## [Task directions]
Select the lines below containing the word "both".

## [Data lines]
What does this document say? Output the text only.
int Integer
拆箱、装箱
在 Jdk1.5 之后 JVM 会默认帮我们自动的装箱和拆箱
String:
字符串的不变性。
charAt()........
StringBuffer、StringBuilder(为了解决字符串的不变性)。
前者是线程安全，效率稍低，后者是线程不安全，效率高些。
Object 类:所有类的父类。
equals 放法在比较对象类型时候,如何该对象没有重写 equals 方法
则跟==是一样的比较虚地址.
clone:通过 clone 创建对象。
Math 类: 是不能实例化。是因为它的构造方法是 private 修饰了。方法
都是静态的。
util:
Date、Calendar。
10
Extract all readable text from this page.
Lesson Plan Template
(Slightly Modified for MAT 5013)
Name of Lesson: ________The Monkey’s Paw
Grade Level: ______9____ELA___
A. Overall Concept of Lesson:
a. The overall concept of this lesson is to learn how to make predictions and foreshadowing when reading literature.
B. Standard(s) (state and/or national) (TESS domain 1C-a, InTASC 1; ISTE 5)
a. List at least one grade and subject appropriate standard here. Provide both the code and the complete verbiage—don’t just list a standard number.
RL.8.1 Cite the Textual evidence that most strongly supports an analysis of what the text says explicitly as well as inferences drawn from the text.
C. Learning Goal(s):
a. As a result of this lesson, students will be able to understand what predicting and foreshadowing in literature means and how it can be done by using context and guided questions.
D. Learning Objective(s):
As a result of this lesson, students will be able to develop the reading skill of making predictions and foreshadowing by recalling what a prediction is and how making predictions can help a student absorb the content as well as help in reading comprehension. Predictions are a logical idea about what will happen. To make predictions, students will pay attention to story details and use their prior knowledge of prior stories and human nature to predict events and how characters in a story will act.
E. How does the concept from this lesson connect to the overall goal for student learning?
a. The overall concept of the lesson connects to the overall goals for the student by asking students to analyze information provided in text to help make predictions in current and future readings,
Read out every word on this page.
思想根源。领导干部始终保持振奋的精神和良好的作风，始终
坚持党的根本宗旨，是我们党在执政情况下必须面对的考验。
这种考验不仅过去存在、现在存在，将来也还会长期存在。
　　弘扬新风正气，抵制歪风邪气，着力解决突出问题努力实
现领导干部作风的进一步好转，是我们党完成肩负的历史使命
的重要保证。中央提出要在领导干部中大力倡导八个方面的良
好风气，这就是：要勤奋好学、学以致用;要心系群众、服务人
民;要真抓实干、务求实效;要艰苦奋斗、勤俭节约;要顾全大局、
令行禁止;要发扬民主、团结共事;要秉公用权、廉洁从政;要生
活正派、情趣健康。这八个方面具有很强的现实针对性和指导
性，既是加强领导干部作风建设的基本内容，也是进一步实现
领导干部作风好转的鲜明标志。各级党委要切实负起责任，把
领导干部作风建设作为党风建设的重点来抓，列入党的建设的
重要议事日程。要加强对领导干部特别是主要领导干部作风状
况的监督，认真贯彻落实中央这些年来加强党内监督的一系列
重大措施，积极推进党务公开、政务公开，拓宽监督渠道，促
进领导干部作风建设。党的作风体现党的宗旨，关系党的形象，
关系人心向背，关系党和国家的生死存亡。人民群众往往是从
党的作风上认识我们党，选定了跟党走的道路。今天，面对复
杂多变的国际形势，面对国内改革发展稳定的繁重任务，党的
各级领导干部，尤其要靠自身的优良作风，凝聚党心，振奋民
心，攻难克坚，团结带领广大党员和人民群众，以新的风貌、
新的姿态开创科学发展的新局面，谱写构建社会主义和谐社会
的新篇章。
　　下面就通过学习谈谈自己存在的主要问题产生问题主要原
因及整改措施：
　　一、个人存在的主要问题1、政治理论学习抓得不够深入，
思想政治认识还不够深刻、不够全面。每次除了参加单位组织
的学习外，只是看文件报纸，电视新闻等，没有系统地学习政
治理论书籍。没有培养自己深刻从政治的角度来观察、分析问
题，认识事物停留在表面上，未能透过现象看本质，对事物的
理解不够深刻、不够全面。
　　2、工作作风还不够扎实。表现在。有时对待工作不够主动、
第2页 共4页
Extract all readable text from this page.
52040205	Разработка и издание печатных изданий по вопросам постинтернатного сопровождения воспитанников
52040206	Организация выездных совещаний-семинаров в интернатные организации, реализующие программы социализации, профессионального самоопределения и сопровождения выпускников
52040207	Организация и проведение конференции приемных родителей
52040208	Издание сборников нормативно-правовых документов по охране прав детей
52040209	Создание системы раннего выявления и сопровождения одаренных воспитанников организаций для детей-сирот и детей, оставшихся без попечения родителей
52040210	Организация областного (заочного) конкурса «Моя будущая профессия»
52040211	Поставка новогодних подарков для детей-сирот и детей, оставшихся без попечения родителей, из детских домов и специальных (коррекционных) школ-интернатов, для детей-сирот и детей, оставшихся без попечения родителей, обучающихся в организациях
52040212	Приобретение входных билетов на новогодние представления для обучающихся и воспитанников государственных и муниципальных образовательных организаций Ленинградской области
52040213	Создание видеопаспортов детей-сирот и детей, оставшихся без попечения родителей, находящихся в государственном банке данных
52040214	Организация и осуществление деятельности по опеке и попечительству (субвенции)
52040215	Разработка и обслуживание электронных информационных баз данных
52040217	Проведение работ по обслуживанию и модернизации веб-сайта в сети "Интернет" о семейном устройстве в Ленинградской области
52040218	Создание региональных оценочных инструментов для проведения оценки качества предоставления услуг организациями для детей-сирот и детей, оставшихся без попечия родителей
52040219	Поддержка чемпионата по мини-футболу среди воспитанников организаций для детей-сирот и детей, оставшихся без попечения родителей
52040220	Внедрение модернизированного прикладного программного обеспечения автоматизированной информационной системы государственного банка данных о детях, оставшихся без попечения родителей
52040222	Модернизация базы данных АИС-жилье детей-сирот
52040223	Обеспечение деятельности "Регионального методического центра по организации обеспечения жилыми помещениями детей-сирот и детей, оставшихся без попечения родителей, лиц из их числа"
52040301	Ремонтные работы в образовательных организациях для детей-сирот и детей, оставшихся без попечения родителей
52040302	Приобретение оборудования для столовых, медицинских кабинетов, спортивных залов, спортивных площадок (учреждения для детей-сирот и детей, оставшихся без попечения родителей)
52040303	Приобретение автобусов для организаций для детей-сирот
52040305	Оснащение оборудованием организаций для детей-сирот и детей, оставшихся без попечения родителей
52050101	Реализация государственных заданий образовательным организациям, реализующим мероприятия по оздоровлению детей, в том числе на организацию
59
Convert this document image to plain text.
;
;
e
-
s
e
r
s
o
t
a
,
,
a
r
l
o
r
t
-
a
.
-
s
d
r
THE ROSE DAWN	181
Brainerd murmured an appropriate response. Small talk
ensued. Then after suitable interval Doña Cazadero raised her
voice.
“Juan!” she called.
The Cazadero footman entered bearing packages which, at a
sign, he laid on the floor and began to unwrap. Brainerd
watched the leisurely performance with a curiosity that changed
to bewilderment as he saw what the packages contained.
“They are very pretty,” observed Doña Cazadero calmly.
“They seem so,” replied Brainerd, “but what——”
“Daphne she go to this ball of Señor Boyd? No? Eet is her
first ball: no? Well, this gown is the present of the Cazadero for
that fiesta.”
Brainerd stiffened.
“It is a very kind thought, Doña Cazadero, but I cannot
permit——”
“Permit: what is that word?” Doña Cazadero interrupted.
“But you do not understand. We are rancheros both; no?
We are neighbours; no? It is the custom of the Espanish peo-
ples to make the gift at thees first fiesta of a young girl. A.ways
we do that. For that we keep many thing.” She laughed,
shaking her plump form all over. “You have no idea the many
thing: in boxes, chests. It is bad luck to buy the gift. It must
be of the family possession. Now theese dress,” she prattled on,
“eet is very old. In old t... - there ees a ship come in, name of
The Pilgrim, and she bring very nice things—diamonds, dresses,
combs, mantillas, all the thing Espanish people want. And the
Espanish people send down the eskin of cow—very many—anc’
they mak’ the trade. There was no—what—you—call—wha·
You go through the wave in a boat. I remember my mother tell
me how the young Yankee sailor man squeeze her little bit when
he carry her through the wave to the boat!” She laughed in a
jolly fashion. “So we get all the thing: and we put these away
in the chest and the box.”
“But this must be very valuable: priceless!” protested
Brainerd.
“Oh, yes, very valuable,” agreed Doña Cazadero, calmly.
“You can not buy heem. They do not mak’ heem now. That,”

## [Completed task]
a. List at least one grade and subject appropriate standard here. Provide both the code and the complete verbiage—don’t just list a standard number.
“But you do not understand. We are rancheros both; no?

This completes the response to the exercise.